• DATASET EXTRACT:
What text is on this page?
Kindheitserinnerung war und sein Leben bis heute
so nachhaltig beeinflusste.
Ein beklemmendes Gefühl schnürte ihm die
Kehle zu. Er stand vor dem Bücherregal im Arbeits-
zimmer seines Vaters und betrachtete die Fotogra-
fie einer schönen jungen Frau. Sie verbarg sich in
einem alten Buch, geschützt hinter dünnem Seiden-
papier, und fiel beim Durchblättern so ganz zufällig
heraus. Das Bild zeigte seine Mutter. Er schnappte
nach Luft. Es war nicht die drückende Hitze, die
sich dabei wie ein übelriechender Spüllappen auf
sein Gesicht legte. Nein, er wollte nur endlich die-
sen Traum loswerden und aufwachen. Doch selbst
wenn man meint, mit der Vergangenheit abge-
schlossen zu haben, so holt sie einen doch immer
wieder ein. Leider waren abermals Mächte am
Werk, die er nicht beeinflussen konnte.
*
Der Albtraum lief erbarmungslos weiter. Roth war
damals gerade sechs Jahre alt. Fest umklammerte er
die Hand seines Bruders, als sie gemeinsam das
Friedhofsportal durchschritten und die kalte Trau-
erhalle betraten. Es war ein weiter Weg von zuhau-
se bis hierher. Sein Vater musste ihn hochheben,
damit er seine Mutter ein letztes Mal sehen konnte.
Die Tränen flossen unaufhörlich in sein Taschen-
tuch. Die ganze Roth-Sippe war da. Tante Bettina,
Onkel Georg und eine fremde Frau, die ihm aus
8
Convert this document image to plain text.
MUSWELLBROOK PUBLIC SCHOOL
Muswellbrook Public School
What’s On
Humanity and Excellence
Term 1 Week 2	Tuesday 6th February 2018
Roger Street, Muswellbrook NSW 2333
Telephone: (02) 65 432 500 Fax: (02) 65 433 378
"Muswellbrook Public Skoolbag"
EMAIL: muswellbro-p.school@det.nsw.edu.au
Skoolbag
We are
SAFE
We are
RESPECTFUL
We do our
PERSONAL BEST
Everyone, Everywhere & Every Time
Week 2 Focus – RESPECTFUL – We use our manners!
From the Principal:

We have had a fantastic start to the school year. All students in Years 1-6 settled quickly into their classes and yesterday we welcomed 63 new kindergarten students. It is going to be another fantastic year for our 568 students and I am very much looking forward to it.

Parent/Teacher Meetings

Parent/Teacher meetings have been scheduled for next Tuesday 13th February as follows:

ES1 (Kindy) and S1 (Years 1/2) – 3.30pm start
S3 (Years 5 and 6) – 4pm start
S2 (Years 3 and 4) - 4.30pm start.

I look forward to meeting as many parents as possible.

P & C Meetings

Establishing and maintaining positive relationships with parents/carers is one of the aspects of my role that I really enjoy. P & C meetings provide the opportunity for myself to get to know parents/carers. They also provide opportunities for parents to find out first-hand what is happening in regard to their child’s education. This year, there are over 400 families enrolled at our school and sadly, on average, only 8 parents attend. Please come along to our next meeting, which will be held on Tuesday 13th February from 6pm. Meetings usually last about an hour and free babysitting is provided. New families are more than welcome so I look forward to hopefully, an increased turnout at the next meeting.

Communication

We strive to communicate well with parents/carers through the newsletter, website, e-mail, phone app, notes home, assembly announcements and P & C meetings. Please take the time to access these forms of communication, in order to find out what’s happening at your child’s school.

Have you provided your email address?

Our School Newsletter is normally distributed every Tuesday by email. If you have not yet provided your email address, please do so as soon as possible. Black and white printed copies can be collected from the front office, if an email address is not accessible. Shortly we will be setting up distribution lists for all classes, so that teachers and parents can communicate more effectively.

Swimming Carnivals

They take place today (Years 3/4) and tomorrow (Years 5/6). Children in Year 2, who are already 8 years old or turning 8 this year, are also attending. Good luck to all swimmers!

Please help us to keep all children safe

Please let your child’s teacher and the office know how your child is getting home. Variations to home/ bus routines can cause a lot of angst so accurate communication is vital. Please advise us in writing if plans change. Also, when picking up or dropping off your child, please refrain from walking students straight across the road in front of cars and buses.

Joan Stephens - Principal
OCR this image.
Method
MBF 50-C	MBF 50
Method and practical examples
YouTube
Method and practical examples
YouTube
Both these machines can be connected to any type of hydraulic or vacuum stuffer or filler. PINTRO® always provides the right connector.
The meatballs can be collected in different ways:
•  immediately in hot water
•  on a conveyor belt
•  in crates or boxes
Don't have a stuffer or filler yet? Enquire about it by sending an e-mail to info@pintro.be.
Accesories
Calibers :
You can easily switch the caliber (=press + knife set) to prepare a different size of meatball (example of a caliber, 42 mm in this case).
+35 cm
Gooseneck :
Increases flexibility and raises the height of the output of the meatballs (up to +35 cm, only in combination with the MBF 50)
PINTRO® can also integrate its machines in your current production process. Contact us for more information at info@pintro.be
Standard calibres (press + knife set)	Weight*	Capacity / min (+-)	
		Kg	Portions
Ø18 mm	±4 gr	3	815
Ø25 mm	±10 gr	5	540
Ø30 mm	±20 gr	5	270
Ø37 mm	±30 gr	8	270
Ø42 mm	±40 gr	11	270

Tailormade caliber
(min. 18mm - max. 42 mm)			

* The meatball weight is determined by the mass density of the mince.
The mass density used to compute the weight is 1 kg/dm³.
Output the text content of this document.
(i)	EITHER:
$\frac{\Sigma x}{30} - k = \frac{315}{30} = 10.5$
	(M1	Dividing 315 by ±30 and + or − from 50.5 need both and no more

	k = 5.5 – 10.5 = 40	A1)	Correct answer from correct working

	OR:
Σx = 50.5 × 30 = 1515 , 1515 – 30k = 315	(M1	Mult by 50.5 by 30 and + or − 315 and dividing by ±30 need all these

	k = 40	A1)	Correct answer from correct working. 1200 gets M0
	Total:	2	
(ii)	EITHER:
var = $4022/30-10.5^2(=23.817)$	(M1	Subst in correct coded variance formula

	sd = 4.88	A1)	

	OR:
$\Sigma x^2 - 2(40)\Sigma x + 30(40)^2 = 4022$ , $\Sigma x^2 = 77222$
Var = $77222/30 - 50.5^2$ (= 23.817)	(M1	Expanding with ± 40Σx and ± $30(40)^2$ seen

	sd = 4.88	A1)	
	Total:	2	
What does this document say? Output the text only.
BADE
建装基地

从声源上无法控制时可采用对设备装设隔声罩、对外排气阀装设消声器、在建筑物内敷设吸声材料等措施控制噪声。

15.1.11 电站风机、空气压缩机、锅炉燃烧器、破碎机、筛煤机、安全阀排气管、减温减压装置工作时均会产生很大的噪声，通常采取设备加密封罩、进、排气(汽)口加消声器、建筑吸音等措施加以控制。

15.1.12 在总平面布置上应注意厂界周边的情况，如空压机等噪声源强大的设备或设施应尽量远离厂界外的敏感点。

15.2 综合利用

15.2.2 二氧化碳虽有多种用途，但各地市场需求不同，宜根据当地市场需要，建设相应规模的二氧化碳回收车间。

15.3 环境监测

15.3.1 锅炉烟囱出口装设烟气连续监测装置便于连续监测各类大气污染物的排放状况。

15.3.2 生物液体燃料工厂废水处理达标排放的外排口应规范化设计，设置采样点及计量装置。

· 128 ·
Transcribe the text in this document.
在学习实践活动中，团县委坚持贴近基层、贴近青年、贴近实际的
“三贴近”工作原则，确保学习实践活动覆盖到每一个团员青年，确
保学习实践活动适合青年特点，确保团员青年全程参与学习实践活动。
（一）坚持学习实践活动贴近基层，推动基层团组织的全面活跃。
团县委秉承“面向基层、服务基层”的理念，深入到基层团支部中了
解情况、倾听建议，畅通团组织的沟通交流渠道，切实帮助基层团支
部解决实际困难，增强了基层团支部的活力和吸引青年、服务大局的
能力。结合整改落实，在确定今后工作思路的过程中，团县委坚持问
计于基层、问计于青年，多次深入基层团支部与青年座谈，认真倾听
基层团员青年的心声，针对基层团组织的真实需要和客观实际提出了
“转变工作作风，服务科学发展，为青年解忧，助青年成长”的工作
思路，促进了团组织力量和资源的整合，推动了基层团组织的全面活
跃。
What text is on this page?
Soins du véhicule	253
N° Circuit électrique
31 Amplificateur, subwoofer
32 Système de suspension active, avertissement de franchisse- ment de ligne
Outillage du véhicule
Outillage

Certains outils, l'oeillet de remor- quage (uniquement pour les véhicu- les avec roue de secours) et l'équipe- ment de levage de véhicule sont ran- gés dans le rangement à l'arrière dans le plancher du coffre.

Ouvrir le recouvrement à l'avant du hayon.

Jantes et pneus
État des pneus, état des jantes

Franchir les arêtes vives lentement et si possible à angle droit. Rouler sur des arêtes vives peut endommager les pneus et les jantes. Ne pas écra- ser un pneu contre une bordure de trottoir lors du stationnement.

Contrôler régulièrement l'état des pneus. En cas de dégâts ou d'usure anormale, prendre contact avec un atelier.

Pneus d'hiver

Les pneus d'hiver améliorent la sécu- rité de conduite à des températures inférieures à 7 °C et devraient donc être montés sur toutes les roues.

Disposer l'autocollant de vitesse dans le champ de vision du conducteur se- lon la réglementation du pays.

• BRIEF: Select the lines from the entries that include the word "avec".

• WRITTEN ANSWER:
Certains outils, l'oeillet de remor- quage (uniquement pour les véhicu- les avec roue de secours) et l'équipe- ment de levage de véhicule sont ran- gés dans le rangement à l'arrière dans le plancher du coffre.
Contrôler régulièrement l'état des pneus. En cas de dégâts ou d'usure anormale, prendre contact avec un atelier.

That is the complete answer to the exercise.